**TEXT BLOCK:**

____

Politicians, conservative commentators and right-wing online communities south of the border and beyond have cheered on the convoys, while demonstrators continue occupy the streets of downtown Ottawa and block U.S. border crossings in at least three provinces.

"(The Canadian convoy) kind of speaks to a lot of the similar frustrations that are being shared in the United States," Kayla Preston, a PhD candidate at the University of Toronto who has been studying Canadian far-right movements, told over the phone on Wednesday.

Like in Canada, U.S. President Joe Biden's vaccine mandates for health care workers, the military and employees of large businesses have been a wedge issue there, sparking outrage from the Republican Party. Top Republicans like Texas Senator Ted Cruz and former President Donald Trump have signal-boosted the Canadian convoy's cause -- the latter going as far as calling Prime Minister Justin Trudeau a "left-wing lunatic."

"I think the Canadian truckers are standing up not just for the freedom of Canadians, but for the freedom of Americans," Cruz told reporters on Wednesday.

Fox News and other conservative media outlets have also given the convoys extensive and glowing coverage. On Tuesday, Fox commentator Tucker Carlson, who hosts the most-viewed cable news show in the U.S., praised the convoys for protesting "the tyranny of Justin Trudeau's government."

"This is a peaceful, political protest. No one has shown any evidence to the contrary. It's not a drug trafficking or human trafficking operation," Carlson said on his show. "These are Canadian citizens who drive trucks for a living, but they're being treated like a terror group."

Trucking groups, including the Canadian Trucking Alliance and the Private Motor Truck Council of Canada, have distanced themselves and their members from the convoy protests, stating that nearly 85 per cent of truckers are vaccinated. These groups have also noted that many of the organizers and participants of the convoy have no connection to the trucking industry.

The convoy protests in Canada have also inspired similar protests against COVID-19 health measures internationally.

Officials from the U.S. Department of Homeland Security have warned that a group of U.S. truckers and supporters are planning a similar convoy starting in Los Angeles, coinciding with the Super Bowl this weekend. From there, officials say the convoy will arrive in Washington, D.C. by March 1, when Biden's State of the Union Address is scheduled.

____

**DATASET EXTRACT:**
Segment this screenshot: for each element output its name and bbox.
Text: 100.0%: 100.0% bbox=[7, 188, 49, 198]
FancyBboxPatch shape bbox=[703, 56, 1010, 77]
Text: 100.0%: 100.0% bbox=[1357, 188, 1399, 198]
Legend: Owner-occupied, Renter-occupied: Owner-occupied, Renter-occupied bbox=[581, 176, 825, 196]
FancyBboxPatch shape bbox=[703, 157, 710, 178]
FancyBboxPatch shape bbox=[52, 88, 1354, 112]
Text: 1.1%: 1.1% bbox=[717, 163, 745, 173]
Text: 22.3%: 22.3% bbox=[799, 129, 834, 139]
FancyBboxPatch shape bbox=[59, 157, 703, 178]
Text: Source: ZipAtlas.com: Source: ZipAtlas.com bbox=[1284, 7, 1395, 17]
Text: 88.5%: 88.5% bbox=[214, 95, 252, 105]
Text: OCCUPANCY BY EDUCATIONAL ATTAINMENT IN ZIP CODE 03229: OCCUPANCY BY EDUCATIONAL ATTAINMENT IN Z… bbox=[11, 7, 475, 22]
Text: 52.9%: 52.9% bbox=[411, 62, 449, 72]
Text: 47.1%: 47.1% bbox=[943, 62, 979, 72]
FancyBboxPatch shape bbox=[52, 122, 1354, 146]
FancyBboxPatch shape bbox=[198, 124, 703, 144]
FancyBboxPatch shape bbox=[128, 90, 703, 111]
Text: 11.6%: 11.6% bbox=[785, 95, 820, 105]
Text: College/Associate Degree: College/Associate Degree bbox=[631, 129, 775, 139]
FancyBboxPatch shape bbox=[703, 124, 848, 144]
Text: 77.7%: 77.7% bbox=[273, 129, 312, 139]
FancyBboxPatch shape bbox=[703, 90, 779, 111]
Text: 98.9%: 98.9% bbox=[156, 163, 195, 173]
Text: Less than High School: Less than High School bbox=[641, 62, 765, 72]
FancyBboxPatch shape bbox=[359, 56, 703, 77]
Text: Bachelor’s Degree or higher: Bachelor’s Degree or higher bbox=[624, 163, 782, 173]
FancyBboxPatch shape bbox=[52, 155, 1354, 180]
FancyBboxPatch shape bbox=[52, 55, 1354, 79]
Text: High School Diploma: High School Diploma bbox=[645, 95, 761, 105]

____

**EXERCISE TASKS:**
- A) Return the part of the passage on the trucker convoys from "Politicians, conservative commentators" up to and including "phone on Wednesday.", copied word for word.
- B) Based on the passage on the trucker convoys, mark each statement yes or no and quote the words that decide it: (i) Tucker Carlson hosts the most-viewed cable news show in the U.S. (ii) Trucking groups say about 75 per cent of truckers are vaccinated. (iii) The planned U.S. convoy is to start in Los Angeles.

**ANSWERS BY ITEM NUMBER:**
- A)
Politicians, conservative commentators and right-wing online communities south of the border and beyond have cheered on the convoys, while demonstrators continue occupy the streets of downtown Ottawa and block U.S. border crossings in at least three provinces.

"(The Canadian convoy) kind of speaks to a lot of the similar frustrations that are being shared in the United States," Kayla Preston, a PhD candidate at the University of Toronto who has been studying Canadian far-right movements, told over the phone on Wednesday.

- B)
(i) Yes: "who hosts the most-viewed cable news show in the U.S."
(ii) No: "stating that nearly 85 per cent of truckers are vaccinated"
(iii) Yes: "planning a similar convoy starting in Los Angeles"